**Dataset extract:**

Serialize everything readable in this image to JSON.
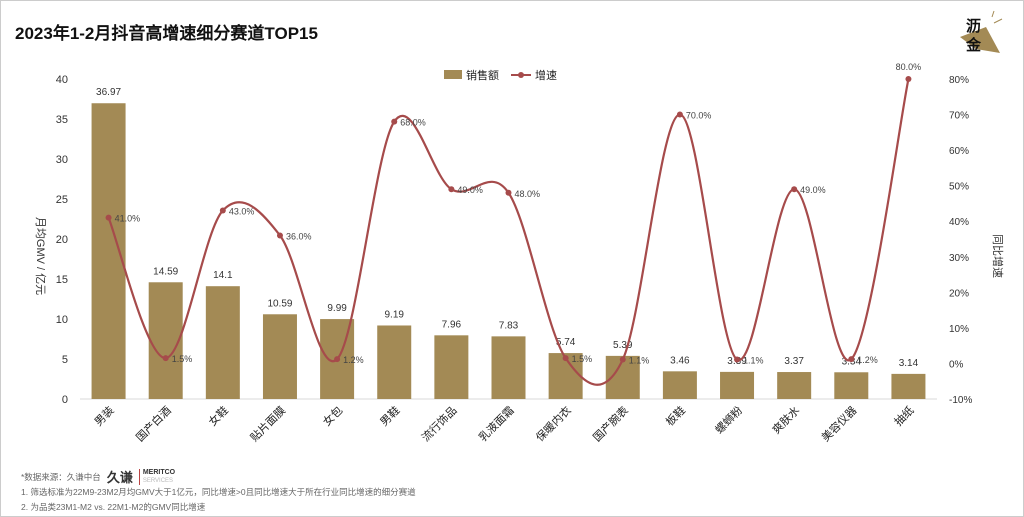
{
  "title": "2023年1-2月抖音高增速细分赛道TOP15",
  "logo": {
    "line1": "沥",
    "line2": "金"
  },
  "source": "*数据来源：久谦中台",
  "brand": {
    "cn": "久谦",
    "en1": "MERITCO",
    "en2": "SERVICES"
  },
  "notes": [
    "1. 筛选标准为22M9-23M2月均GMV大于1亿元，同比增速>0且同比增速大于所在行业同比增速的细分赛道",
    "2. 为品类23M1-M2 vs. 22M1-M2的GMV同比增速"
  ],
  "colors": {
    "bar": "#A38A55",
    "line": "#A64B4B"
  },
  "chart_data": {
    "type": "bar+line",
    "title": "2023年1-2月抖音高增速细分赛道TOP15",
    "categories": [
      "男装",
      "国产白酒",
      "女鞋",
      "贴片面膜",
      "女包",
      "男鞋",
      "流行饰品",
      "乳液面霜",
      "保暖内衣",
      "国产腕表",
      "板鞋",
      "螺蛳粉",
      "爽肤水",
      "美容仪器",
      "抽纸"
    ],
    "series": [
      {
        "name": "销售额",
        "type": "bar",
        "axis": "left",
        "values": [
          36.97,
          14.59,
          14.1,
          10.59,
          9.99,
          9.19,
          7.96,
          7.83,
          5.74,
          5.39,
          3.46,
          3.39,
          3.37,
          3.34,
          3.14
        ],
        "labels": [
          "36.97",
          "14.59",
          "14.1",
          "10.59",
          "9.99",
          "9.19",
          "7.96",
          "7.83",
          "5.74",
          "5.39",
          "3.46",
          "3.39",
          "3.37",
          "3.34",
          "3.14"
        ]
      },
      {
        "name": "增速",
        "type": "line",
        "axis": "right",
        "values": [
          41.0,
          1.5,
          43.0,
          36.0,
          1.2,
          68.0,
          49.0,
          48.0,
          1.5,
          1.1,
          70.0,
          1.1,
          49.0,
          1.2,
          80.0
        ],
        "labels": [
          "41.0%",
          "1.5%",
          "43.0%",
          "36.0%",
          "1.2%",
          "68.0%",
          "49.0%",
          "48.0%",
          "1.5%",
          "1.1%",
          "70.0%",
          "1.1%",
          "49.0%",
          "1.2%",
          "80.0%"
        ]
      }
    ],
    "ylabel": "月均GMV / 亿元",
    "y2label": "同比增速",
    "ylim": [
      0,
      40
    ],
    "yticks": [
      "0",
      "5",
      "10",
      "15",
      "20",
      "25",
      "30",
      "35",
      "40"
    ],
    "y2lim": [
      -10,
      80
    ],
    "y2ticks": [
      "-10%",
      "0%",
      "10%",
      "20%",
      "30%",
      "40%",
      "50%",
      "60%",
      "70%",
      "80%"
    ],
    "legend": "top-center",
    "grid": false
  }
}
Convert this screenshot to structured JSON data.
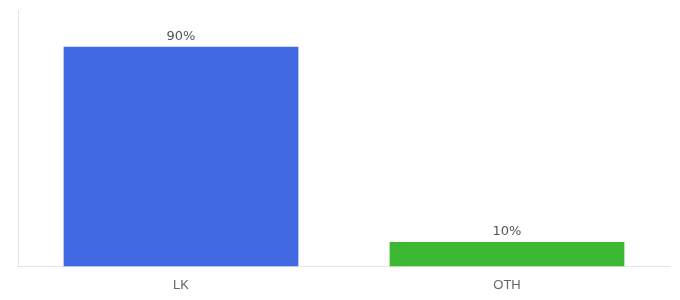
{
  "chart_data": {
    "type": "bar",
    "categories": [
      "LK",
      "OTH"
    ],
    "values": [
      90,
      10
    ],
    "value_labels": [
      "90%",
      "10%"
    ],
    "data_labels": true,
    "colors": [
      "#4169e1",
      "#3cb832"
    ],
    "ylim": [
      0,
      105
    ],
    "tick_labels": "x",
    "grid": false
  }
}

**Given problem:**
Leave images out of the retyped records; keep all else exact.

**Written response:**
Serialize everything readable in this image to JSON.
{
  "title": "2023年1-2月抖音高增速细分赛道TOP15",
  "logo": {
    "line1": "沥",
    "line2": "金"
  },
  "source": "*数据来源：久谦中台",
  "brand": {
    "cn": "久谦",
    "en1": "MERITCO",
    "en2": "SERVICES"
  },
  "notes": [
    "1. 筛选标准为22M9-23M2月均GMV大于1亿元，同比增速>0且同比增速大于所在行业同比增速的细分赛道",
    "2. 为品类23M1-M2 vs. 22M1-M2的GMV同比增速"
  ],
  "colors": {
    "bar": "#A38A55",
    "line": "#A64B4B"
  },
  "chart_data": {
    "type": "bar+line",
    "title": "2023年1-2月抖音高增速细分赛道TOP15",
    "categories": [
      "男装",
      "国产白酒",
      "女鞋",
      "贴片面膜",
      "女包",
      "男鞋",
      "流行饰品",
      "乳液面霜",
      "保暖内衣",
      "国产腕表",
      "板鞋",
      "螺蛳粉",
      "爽肤水",
      "美容仪器",
      "抽纸"
    ],
    "series": [
      {
        "name": "销售额",
        "type": "bar",
        "axis": "left",
        "values": [
          36.97,
          14.59,
          14.1,
          10.59,
          9.99,
          9.19,
          7.96,
          7.83,
          5.74,
          5.39,
          3.46,
          3.39,
          3.37,
          3.34,
          3.14
        ],
        "labels": [
          "36.97",
          "14.59",
          "14.1",
          "10.59",
          "9.99",
          "9.19",
          "7.96",
          "7.83",
          "5.74",
          "5.39",
          "3.46",
          "3.39",
          "3.37",
          "3.34",
          "3.14"
        ]
      },
      {
        "name": "增速",
        "type": "line",
        "axis": "right",
        "values": [
          41.0,
          1.5,
          43.0,
          36.0,
          1.2,
          68.0,
          49.0,
          48.0,
          1.5,
          1.1,
          70.0,
          1.1,
          49.0,
          1.2,
          80.0
        ],
        "labels": [
          "41.0%",
          "1.5%",
          "43.0%",
          "36.0%",
          "1.2%",
          "68.0%",
          "49.0%",
          "48.0%",
          "1.5%",
          "1.1%",
          "70.0%",
          "1.1%",
          "49.0%",
          "1.2%",
          "80.0%"
        ]
      }
    ],
    "ylabel": "月均GMV / 亿元",
    "y2label": "同比增速",
    "ylim": [
      0,
      40
    ],
    "yticks": [
      "0",
      "5",
      "10",
      "15",
      "20",
      "25",
      "30",
      "35",
      "40"
    ],
    "y2lim": [
      -10,
      80
    ],
    "y2ticks": [
      "-10%",
      "0%",
      "10%",
      "20%",
      "30%",
      "40%",
      "50%",
      "60%",
      "70%",
      "80%"
    ],
    "legend": "top-center",
    "grid": false
  }
}
Convert this screenshot to structured JSON data.
{
  "chart_data": {
    "type": "bar",
    "categories": [
      "LK",
      "OTH"
    ],
    "values": [
      90,
      10
    ],
    "value_labels": [
      "90%",
      "10%"
    ],
    "data_labels": true,
    "colors": [
      "#4169e1",
      "#3cb832"
    ],
    "ylim": [
      0,
      105
    ],
    "tick_labels": "x",
    "grid": false
  }
}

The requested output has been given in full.